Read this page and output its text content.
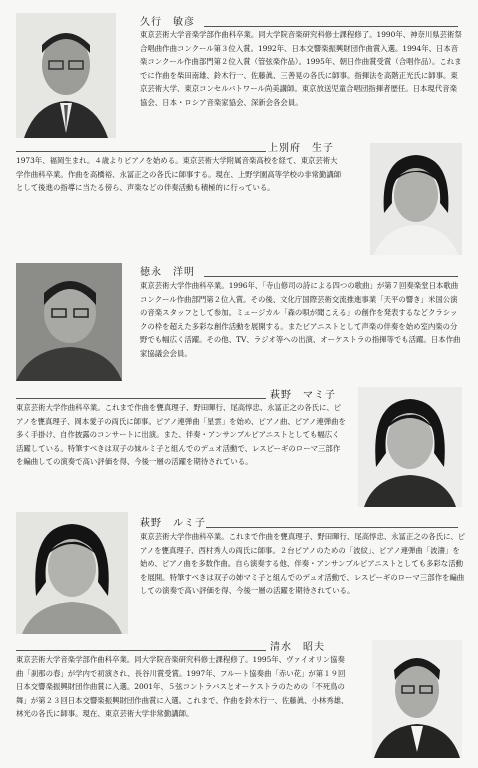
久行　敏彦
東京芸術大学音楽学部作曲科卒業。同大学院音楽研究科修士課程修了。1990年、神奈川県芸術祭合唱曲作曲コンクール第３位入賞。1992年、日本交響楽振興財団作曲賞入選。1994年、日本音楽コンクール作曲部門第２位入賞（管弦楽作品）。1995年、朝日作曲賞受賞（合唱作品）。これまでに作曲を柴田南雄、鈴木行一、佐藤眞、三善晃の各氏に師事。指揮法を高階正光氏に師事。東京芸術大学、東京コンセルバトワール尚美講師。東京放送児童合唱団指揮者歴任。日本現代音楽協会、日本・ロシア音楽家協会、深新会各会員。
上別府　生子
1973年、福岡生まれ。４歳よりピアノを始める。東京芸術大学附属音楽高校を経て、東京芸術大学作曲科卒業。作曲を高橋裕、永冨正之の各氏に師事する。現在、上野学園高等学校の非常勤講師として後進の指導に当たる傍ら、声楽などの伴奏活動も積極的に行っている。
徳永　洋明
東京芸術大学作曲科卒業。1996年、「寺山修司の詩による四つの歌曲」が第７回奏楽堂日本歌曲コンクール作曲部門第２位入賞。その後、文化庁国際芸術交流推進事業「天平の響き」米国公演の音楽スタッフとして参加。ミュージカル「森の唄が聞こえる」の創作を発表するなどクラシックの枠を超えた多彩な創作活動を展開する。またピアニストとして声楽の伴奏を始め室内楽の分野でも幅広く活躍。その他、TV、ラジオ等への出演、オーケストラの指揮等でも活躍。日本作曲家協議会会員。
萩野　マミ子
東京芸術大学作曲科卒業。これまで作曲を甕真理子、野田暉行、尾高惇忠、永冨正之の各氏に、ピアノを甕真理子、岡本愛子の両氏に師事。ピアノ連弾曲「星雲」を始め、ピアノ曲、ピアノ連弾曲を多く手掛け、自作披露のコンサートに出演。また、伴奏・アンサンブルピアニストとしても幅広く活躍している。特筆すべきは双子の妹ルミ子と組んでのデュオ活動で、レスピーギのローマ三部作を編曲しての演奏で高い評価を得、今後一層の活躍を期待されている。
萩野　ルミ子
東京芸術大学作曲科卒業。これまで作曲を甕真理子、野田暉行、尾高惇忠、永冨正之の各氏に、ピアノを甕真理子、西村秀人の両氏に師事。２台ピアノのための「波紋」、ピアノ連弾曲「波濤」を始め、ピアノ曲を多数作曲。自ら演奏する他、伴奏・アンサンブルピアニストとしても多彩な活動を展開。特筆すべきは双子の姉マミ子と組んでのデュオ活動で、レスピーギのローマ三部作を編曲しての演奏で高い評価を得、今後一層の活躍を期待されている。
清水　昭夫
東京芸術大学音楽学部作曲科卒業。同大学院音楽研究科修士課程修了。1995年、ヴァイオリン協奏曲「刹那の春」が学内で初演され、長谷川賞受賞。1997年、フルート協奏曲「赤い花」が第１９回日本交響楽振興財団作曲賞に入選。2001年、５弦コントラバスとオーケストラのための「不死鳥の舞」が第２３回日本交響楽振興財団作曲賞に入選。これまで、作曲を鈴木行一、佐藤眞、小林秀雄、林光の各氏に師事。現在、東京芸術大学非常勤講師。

## PROBLEM TO SOLVE:
Exclude the pictures. Write out the remaining data exactly.

## OUTPUT OF THE TASK:
Read this page and output its text content.
久行　敏彦
東京芸術大学音楽学部作曲科卒業。同大学院音楽研究科修士課程修了。1990年、神奈川県芸術祭合唱曲作曲コンクール第３位入賞。1992年、日本交響楽振興財団作曲賞入選。1994年、日本音楽コンクール作曲部門第２位入賞（管弦楽作品）。1995年、朝日作曲賞受賞（合唱作品）。これまでに作曲を柴田南雄、鈴木行一、佐藤眞、三善晃の各氏に師事。指揮法を高階正光氏に師事。東京芸術大学、東京コンセルバトワール尚美講師。東京放送児童合唱団指揮者歴任。日本現代音楽協会、日本・ロシア音楽家協会、深新会各会員。
上別府　生子
1973年、福岡生まれ。４歳よりピアノを始める。東京芸術大学附属音楽高校を経て、東京芸術大学作曲科卒業。作曲を高橋裕、永冨正之の各氏に師事する。現在、上野学園高等学校の非常勤講師として後進の指導に当たる傍ら、声楽などの伴奏活動も積極的に行っている。
徳永　洋明
東京芸術大学作曲科卒業。1996年、「寺山修司の詩による四つの歌曲」が第７回奏楽堂日本歌曲コンクール作曲部門第２位入賞。その後、文化庁国際芸術交流推進事業「天平の響き」米国公演の音楽スタッフとして参加。ミュージカル「森の唄が聞こえる」の創作を発表するなどクラシックの枠を超えた多彩な創作活動を展開する。またピアニストとして声楽の伴奏を始め室内楽の分野でも幅広く活躍。その他、TV、ラジオ等への出演、オーケストラの指揮等でも活躍。日本作曲家協議会会員。
萩野　マミ子
東京芸術大学作曲科卒業。これまで作曲を甕真理子、野田暉行、尾高惇忠、永冨正之の各氏に、ピアノを甕真理子、岡本愛子の両氏に師事。ピアノ連弾曲「星雲」を始め、ピアノ曲、ピアノ連弾曲を多く手掛け、自作披露のコンサートに出演。また、伴奏・アンサンブルピアニストとしても幅広く活躍している。特筆すべきは双子の妹ルミ子と組んでのデュオ活動で、レスピーギのローマ三部作を編曲しての演奏で高い評価を得、今後一層の活躍を期待されている。
萩野　ルミ子
東京芸術大学作曲科卒業。これまで作曲を甕真理子、野田暉行、尾高惇忠、永冨正之の各氏に、ピアノを甕真理子、西村秀人の両氏に師事。２台ピアノのための「波紋」、ピアノ連弾曲「波濤」を始め、ピアノ曲を多数作曲。自ら演奏する他、伴奏・アンサンブルピアニストとしても多彩な活動を展開。特筆すべきは双子の姉マミ子と組んでのデュオ活動で、レスピーギのローマ三部作を編曲しての演奏で高い評価を得、今後一層の活躍を期待されている。
清水　昭夫
東京芸術大学音楽学部作曲科卒業。同大学院音楽研究科修士課程修了。1995年、ヴァイオリン協奏曲「刹那の春」が学内で初演され、長谷川賞受賞。1997年、フルート協奏曲「赤い花」が第１９回日本交響楽振興財団作曲賞に入選。2001年、５弦コントラバスとオーケストラのための「不死鳥の舞」が第２３回日本交響楽振興財団作曲賞に入選。これまで、作曲を鈴木行一、佐藤眞、小林秀雄、林光の各氏に師事。現在、東京芸術大学非常勤講師。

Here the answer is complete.